:: EXERCISE BRIEF ::
Could you carry on the call for papers about active sites in heterogeneous catalysts, starting right after its last sentence?

:: PASSAGE TO READ ::
A special issue of Catalysts (ISSN 2073-4344).

Deadline for manuscript submissions: closed (15 February 2021) | Viewed by 16834

Special Issue Editor

Dr. Stephane Loridant

E-Mail Website
Guest Editor
Institut de Recherches sur la Catalyse et l’Environnement de Lyon, IRCELYON, CNRS-Université Claude Bernard Lyon 1, 2 Av. Einstein, CEDEX, F-69626 Villeurbanne, France
Interests: oxides catalysts; selective oxidation catalysis; acid-base catalysis; alkanes and biosourced molecules; C1 chemistry; in situ/operando Raman and IR spectroscopies

Special Issue Information

Dear Colleagues,

Knowledge of the structure and composition of active sites is crucial to understand heterogeneous catalysts and design more efficient ones. This is particularly true since the scarcity of some elements such as noble elements widely used in energy and environment fields will require doing better with less. As suggested by Taylor in 1925, active sites are considered as atoms or ensembles of atoms sparse on the surface which directly catalyze a reaction. Active sites change in a dynamic way during adsorption of reactants or reaction intermediates, and this dynamic restructuring plays an important role in bond activation. Detailed description of active sites using advanced in situ/operando techniques with high temporal and spatial resolutions as well as DFT modeling allow establishing structure–activity relationships. They are particularly interesting for single atoms and subnanometric clusters, which can be distinguished by the atomically resolved microscopes. The investigation of their catalytic properties compared to nanosized particles is crucial to determine if their presence has to be favored or avoided. Furthermore, the interface between such sites and support also deserves investigation, considering their limited size (few atoms) and since they play a key role in their structural and electronic properties, leading to important support effects. Stability and regeneration of active sites are also important topics since, for instance, they can be poisoned with relatively few molecules present in a complex feed. Finally, the design of multifunctional catalysts has led the catalysis community to investigate the role of nanoscale intimacy as well as other effects at atomic and long-range scales.

:: DATASET ::
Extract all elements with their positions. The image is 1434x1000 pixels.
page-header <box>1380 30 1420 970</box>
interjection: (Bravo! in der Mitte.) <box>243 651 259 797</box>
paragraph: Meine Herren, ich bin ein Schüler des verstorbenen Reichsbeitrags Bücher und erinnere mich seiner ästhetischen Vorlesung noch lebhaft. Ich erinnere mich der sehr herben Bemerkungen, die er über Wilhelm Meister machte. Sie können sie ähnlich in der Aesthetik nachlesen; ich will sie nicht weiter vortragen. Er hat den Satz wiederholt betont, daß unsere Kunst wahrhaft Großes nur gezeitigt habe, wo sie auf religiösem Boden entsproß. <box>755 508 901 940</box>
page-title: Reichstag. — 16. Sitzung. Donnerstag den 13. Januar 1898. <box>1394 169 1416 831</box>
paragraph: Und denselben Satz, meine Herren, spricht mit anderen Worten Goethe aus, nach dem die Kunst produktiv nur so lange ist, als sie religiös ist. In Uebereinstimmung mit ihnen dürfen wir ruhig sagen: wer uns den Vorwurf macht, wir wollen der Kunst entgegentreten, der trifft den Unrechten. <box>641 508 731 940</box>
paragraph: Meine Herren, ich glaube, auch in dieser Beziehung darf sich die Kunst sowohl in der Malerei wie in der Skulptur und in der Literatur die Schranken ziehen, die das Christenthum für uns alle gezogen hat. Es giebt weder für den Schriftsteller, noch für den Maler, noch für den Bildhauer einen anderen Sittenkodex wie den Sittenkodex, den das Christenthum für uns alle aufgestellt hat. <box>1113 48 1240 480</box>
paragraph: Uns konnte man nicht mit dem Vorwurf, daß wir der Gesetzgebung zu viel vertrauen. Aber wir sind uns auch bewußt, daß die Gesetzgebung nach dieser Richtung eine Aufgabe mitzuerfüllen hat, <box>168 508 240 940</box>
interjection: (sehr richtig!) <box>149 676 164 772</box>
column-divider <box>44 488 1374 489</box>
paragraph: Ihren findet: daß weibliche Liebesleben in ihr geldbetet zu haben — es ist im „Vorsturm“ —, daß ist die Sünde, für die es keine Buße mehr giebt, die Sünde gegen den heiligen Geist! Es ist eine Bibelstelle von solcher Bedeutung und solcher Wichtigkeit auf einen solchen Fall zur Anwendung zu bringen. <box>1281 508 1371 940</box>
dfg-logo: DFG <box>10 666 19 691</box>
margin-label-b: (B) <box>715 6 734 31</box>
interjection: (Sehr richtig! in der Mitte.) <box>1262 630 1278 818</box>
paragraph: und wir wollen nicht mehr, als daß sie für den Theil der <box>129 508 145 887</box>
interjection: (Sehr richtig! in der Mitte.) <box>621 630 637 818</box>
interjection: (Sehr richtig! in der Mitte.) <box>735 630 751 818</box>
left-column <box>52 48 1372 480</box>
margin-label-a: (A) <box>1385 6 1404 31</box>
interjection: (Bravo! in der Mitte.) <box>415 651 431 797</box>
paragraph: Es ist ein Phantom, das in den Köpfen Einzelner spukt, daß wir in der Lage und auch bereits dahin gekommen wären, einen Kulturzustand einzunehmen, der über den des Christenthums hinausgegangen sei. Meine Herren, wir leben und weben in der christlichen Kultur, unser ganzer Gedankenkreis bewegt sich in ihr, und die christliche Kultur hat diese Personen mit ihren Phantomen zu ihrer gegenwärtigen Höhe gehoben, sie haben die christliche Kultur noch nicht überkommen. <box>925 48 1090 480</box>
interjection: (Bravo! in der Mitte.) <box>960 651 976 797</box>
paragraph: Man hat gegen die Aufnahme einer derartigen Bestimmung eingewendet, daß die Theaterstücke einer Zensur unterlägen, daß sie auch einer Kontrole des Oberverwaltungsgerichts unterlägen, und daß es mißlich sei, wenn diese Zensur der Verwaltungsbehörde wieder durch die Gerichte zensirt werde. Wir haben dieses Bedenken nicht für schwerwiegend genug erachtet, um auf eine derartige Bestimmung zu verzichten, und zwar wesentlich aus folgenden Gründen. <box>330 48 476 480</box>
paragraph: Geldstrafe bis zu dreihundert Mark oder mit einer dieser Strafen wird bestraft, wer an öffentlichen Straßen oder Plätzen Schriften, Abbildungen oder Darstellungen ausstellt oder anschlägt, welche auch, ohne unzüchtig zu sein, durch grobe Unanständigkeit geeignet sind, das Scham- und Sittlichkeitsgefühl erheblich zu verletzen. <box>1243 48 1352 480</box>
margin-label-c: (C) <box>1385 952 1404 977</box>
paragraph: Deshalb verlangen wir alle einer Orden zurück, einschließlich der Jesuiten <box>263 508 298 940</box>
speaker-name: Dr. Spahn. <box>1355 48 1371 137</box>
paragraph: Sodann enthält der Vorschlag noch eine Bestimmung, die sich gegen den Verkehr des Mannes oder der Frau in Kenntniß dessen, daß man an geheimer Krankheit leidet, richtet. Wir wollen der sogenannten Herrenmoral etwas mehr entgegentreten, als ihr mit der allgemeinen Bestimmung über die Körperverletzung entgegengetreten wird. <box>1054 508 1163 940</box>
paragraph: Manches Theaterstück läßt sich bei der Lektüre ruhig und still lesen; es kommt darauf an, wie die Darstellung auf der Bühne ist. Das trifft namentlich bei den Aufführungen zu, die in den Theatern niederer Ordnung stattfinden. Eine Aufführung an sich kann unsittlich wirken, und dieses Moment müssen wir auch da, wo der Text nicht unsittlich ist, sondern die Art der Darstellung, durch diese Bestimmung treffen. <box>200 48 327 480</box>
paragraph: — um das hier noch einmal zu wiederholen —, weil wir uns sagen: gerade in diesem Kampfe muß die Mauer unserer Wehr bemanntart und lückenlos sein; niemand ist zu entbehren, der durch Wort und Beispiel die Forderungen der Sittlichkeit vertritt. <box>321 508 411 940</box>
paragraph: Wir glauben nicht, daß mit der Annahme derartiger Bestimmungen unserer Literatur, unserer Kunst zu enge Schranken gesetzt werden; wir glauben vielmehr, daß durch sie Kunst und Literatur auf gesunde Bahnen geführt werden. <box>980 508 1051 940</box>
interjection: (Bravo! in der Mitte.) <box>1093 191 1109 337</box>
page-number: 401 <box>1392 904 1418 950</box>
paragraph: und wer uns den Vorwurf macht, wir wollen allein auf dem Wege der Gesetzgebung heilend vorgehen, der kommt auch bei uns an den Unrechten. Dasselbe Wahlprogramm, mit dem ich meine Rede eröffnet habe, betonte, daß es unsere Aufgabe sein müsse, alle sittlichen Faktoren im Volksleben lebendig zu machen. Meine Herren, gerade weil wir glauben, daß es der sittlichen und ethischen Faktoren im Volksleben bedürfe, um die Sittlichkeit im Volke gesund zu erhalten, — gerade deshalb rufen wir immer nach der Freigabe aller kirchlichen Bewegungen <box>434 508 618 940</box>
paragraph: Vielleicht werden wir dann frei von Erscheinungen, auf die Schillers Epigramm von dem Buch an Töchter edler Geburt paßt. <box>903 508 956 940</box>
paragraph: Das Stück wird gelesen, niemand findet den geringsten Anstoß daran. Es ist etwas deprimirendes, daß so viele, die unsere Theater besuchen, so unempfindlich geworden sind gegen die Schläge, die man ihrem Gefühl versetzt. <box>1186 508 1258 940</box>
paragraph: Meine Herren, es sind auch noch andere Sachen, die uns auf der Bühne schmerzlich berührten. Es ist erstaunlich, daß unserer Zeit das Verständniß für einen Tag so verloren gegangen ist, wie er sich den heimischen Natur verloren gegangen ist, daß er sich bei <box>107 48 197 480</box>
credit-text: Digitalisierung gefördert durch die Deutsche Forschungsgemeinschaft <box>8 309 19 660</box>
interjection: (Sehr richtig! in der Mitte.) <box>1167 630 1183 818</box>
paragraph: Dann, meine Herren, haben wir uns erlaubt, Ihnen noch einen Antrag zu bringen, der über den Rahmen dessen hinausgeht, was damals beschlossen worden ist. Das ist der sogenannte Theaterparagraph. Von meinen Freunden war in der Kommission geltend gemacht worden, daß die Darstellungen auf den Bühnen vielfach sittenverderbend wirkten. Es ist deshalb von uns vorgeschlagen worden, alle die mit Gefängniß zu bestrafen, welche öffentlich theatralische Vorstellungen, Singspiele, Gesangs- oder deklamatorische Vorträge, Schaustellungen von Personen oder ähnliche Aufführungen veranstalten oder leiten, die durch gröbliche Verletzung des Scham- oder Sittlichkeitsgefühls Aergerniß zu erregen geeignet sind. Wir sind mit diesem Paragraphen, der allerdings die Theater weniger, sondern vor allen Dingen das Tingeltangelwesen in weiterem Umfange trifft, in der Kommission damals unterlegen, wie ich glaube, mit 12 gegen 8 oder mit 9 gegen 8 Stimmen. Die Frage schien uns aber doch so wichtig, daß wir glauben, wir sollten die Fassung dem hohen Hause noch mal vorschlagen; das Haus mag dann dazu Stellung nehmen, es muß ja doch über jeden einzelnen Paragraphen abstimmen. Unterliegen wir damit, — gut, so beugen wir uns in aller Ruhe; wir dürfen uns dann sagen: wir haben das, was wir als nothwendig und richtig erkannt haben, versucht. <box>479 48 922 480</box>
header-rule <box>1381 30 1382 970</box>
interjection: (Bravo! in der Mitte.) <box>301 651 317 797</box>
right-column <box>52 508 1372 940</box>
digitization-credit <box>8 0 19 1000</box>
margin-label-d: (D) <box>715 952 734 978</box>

:: WRITTEN ANSWER ::
In this context, I am inviting you to submit your recent achievements to this Special Issue on “Active Sites in Heterogeneous Catalysis” in the form of original research articles or short reviews. Heterogeneous catalysis includes photo- and electrocatalysis and covers all application fields.

 

Dr. Stephane Loridant
Guest Editor

Manuscript Submission Information

Manuscripts should be submitted online at www.mdpi.com by registering and logging in to this website. Once you are registered, click here to go to the submission form. Manuscripts can be submitted until the deadline. All submissions that pass pre-check are peer-reviewed. Accepted papers will be published continuously in the journal (as soon as accepted) and will be listed together on the special issue website. Research articles, review articles as well as short communications are invited. For planned papers, a title and short abstract (about 100 words) can be sent to the Editorial Office for announcement on this website.

Submitted manuscripts should not have been published previously, nor be under consideration for publication elsewhere (except conference proceedings papers). All manuscripts are thoroughly refereed through a single-blind peer-review process. A guide for authors and other relevant information for submission of manuscripts is available on the Instructions for Authors page. Catalysts is an international peer-reviewed open access monthly journal published by MDPI.

Please visit the Instructions for Authors page before submitting a manuscript. The Article Processing Charge (APC) for publication in this open access journal is 2200 CHF (Swiss Francs). Submitted papers should be well formatted and use good English. Authors may use MDPI's English editing service prior to publication or during author revisions.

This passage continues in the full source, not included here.